EXERCISE REQUIREMENTS> Copy out every line exactly, passing over the pictures.

PROVIDED ENTRIES>
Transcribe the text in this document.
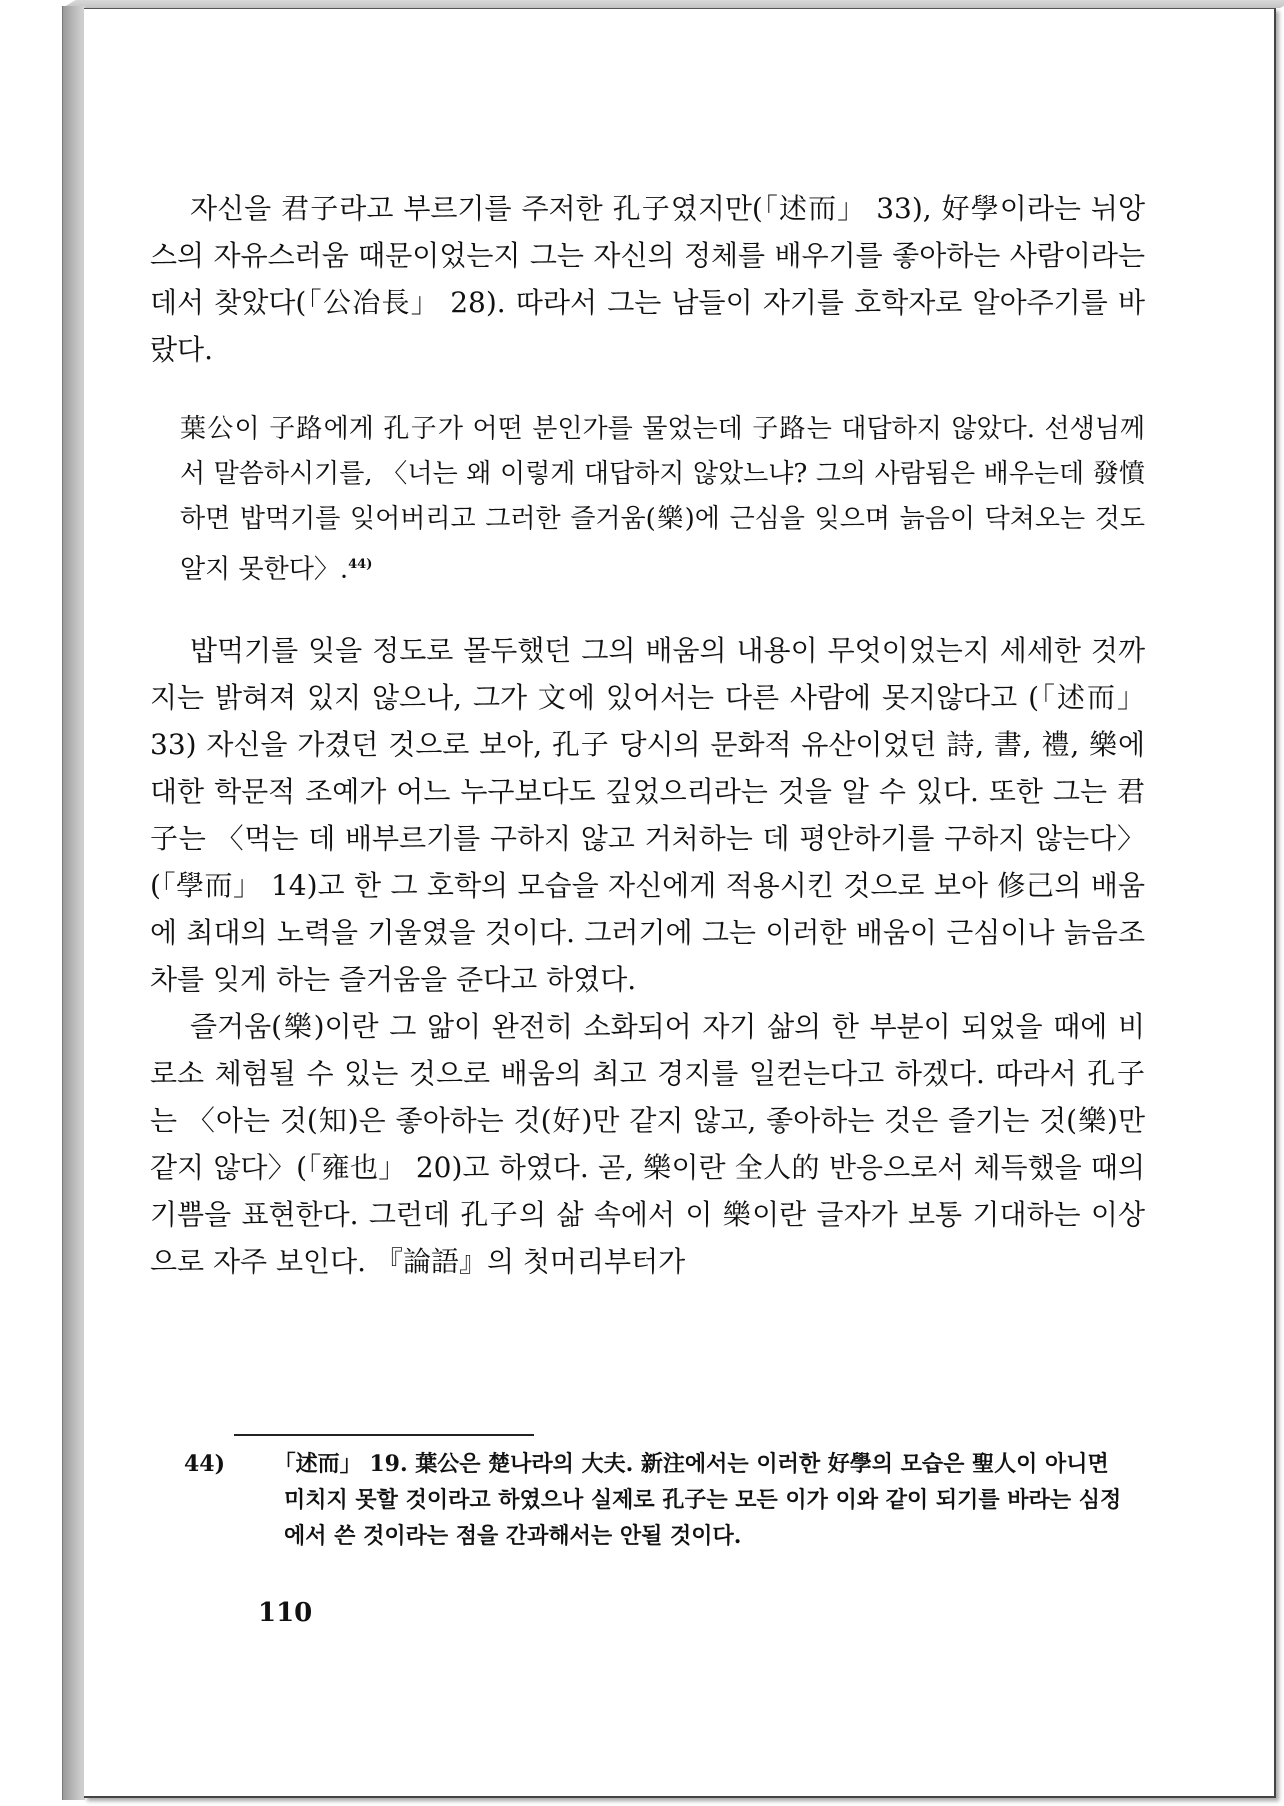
자신을 君子라고 부르기를 주저한 孔子였지만(「述而」 33), 好學이라는 뉘앙스의 자유스러움 때문이었는지 그는 자신의 정체를 배우기를 좋아하는 사람이라는 데서 찾았다(「公冶長」 28). 따라서 그는 남들이 자기를 호학자로 알아주기를 바랐다.

葉公이 子路에게 孔子가 어떤 분인가를 물었는데 子路는 대답하지 않았다. 선생님께서 말씀하시기를, 〈너는 왜 이렇게 대답하지 않았느냐? 그의 사람됨은 배우는데 發憤하면 밥먹기를 잊어버리고 그러한 즐거움(樂)에 근심을 잊으며 늙음이 닥쳐오는 것도 알지 못한다〉.$^{44)}$

밥먹기를 잊을 정도로 몰두했던 그의 배움의 내용이 무엇이었는지 세세한 것까지는 밝혀져 있지 않으나, 그가 文에 있어서는 다른 사람에 못지않다고 (「述而」 33) 자신을 가겼던 것으로 보아, 孔子 당시의 문화적 유산이었던 詩, 書, 禮, 樂에 대한 학문적 조예가 어느 누구보다도 깊었으리라는 것을 알 수 있다. 또한 그는 君子는 〈먹는 데 배부르기를 구하지 않고 거처하는 데 평안하기를 구하지 않는다〉(「學而」 14)고 한 그 호학의 모습을 자신에게 적용시킨 것으로 보아 修己의 배움에 최대의 노력을 기울였을 것이다. 그러기에 그는 이러한 배움이 근심이나 늙음조차를 잊게 하는 즐거움을 준다고 하였다.

즐거움(樂)이란 그 앎이 완전히 소화되어 자기 삶의 한 부분이 되었을 때에 비로소 체험될 수 있는 것으로 배움의 최고 경지를 일컫는다고 하겠다. 따라서 孔子는 〈아는 것(知)은 좋아하는 것(好)만 같지 않고, 좋아하는 것은 즐기는 것(樂)만 같지 않다〉(「雍也」 20)고 하였다. 곧, 樂이란 全人的 반응으로서 체득했을 때의 기쁨을 표현한다. 그런데 孔子의 삶 속에서 이 樂이란 글자가 보통 기대하는 이상으로 자주 보인다. 『論語』의 첫머리부터가

44) 「述而」 19. 葉公은 楚나라의 大夫. 新注에서는 이러한 好學의 모습은 聖人이 아니면 미치지 못할 것이라고 하였으나 실제로 孔子는 모든 이가 이와 같이 되기를 바라는 심정에서 쓴 것이라는 점을 간과해서는 안될 것이다.
110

SOLUTION>
Transcribe the text in this document.
자신을 君子라고 부르기를 주저한 孔子였지만(「述而」 33), 好學이라는 뉘앙스의 자유스러움 때문이었는지 그는 자신의 정체를 배우기를 좋아하는 사람이라는 데서 찾았다(「公冶長」 28). 따라서 그는 남들이 자기를 호학자로 알아주기를 바랐다.

葉公이 子路에게 孔子가 어떤 분인가를 물었는데 子路는 대답하지 않았다. 선생님께서 말씀하시기를, 〈너는 왜 이렇게 대답하지 않았느냐? 그의 사람됨은 배우는데 發憤하면 밥먹기를 잊어버리고 그러한 즐거움(樂)에 근심을 잊으며 늙음이 닥쳐오는 것도 알지 못한다〉.$^{44)}$

밥먹기를 잊을 정도로 몰두했던 그의 배움의 내용이 무엇이었는지 세세한 것까지는 밝혀져 있지 않으나, 그가 文에 있어서는 다른 사람에 못지않다고 (「述而」 33) 자신을 가겼던 것으로 보아, 孔子 당시의 문화적 유산이었던 詩, 書, 禮, 樂에 대한 학문적 조예가 어느 누구보다도 깊었으리라는 것을 알 수 있다. 또한 그는 君子는 〈먹는 데 배부르기를 구하지 않고 거처하는 데 평안하기를 구하지 않는다〉(「學而」 14)고 한 그 호학의 모습을 자신에게 적용시킨 것으로 보아 修己의 배움에 최대의 노력을 기울였을 것이다. 그러기에 그는 이러한 배움이 근심이나 늙음조차를 잊게 하는 즐거움을 준다고 하였다.

즐거움(樂)이란 그 앎이 완전히 소화되어 자기 삶의 한 부분이 되었을 때에 비로소 체험될 수 있는 것으로 배움의 최고 경지를 일컫는다고 하겠다. 따라서 孔子는 〈아는 것(知)은 좋아하는 것(好)만 같지 않고, 좋아하는 것은 즐기는 것(樂)만 같지 않다〉(「雍也」 20)고 하였다. 곧, 樂이란 全人的 반응으로서 체득했을 때의 기쁨을 표현한다. 그런데 孔子의 삶 속에서 이 樂이란 글자가 보통 기대하는 이상으로 자주 보인다. 『論語』의 첫머리부터가

44) 「述而」 19. 葉公은 楚나라의 大夫. 新注에서는 이러한 好學의 모습은 聖人이 아니면 미치지 못할 것이라고 하였으나 실제로 孔子는 모든 이가 이와 같이 되기를 바라는 심정에서 쓴 것이라는 점을 간과해서는 안될 것이다.
110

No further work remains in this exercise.